• Dataset rows:
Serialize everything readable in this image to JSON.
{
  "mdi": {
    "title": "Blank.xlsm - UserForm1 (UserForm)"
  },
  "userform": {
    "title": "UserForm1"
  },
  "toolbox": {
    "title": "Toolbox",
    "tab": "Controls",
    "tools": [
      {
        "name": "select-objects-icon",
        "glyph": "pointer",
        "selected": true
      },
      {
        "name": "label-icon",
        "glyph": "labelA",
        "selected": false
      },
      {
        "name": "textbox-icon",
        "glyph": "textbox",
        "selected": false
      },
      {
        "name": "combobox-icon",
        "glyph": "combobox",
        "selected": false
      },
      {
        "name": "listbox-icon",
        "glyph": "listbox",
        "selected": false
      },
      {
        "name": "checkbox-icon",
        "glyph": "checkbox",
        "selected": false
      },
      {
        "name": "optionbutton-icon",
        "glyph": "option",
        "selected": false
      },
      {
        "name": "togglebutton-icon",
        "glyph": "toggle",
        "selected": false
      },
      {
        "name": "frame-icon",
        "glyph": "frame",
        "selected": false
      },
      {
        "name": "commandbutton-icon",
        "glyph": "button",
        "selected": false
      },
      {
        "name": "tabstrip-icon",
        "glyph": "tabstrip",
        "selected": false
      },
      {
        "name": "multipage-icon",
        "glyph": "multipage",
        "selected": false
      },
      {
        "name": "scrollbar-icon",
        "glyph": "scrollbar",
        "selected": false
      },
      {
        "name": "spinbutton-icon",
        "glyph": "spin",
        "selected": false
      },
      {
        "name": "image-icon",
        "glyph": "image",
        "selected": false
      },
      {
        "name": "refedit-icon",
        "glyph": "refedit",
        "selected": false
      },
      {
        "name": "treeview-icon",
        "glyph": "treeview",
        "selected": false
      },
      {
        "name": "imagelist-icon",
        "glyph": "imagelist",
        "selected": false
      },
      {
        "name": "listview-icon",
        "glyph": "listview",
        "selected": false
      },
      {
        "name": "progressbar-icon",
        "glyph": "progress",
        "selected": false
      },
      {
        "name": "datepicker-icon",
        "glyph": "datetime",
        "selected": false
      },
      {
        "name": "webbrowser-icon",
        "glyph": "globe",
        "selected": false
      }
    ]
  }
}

• What is asked: Count how many lines in the data contain the word "imagelist", giving the number without comment.

• Task output: 2